Problem requirements: Reproduce each line of the listing exactly.

(Records from a data source)
# # # # #

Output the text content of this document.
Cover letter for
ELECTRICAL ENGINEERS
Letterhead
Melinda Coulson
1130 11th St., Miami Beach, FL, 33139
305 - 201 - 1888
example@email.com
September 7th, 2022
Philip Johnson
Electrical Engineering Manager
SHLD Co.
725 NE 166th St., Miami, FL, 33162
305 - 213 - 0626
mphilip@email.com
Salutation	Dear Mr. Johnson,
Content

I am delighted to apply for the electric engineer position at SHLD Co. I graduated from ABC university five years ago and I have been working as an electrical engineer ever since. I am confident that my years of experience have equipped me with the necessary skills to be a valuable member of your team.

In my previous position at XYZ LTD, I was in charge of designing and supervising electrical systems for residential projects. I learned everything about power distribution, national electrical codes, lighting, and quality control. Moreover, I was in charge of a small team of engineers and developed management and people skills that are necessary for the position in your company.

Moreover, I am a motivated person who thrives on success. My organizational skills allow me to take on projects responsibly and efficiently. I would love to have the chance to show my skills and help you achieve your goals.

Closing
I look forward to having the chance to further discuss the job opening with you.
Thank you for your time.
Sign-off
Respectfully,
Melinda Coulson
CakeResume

# # # # #

Full solution:
Output the text content of this document.
Cover letter for
ELECTRICAL ENGINEERS
Letterhead
Melinda Coulson
1130 11th St., Miami Beach, FL, 33139
305 - 201 - 1888
example@email.com
September 7th, 2022
Philip Johnson
Electrical Engineering Manager
SHLD Co.
725 NE 166th St., Miami, FL, 33162
305 - 213 - 0626
mphilip@email.com
Salutation	Dear Mr. Johnson,
Content

I am delighted to apply for the electric engineer position at SHLD Co. I graduated from ABC university five years ago and I have been working as an electrical engineer ever since. I am confident that my years of experience have equipped me with the necessary skills to be a valuable member of your team.

In my previous position at XYZ LTD, I was in charge of designing and supervising electrical systems for residential projects. I learned everything about power distribution, national electrical codes, lighting, and quality control. Moreover, I was in charge of a small team of engineers and developed management and people skills that are necessary for the position in your company.

Moreover, I am a motivated person who thrives on success. My organizational skills allow me to take on projects responsibly and efficiently. I would love to have the chance to show my skills and help you achieve your goals.

Closing
I look forward to having the chance to further discuss the job opening with you.
Thank you for your time.
Sign-off
Respectfully,
Melinda Coulson
CakeResume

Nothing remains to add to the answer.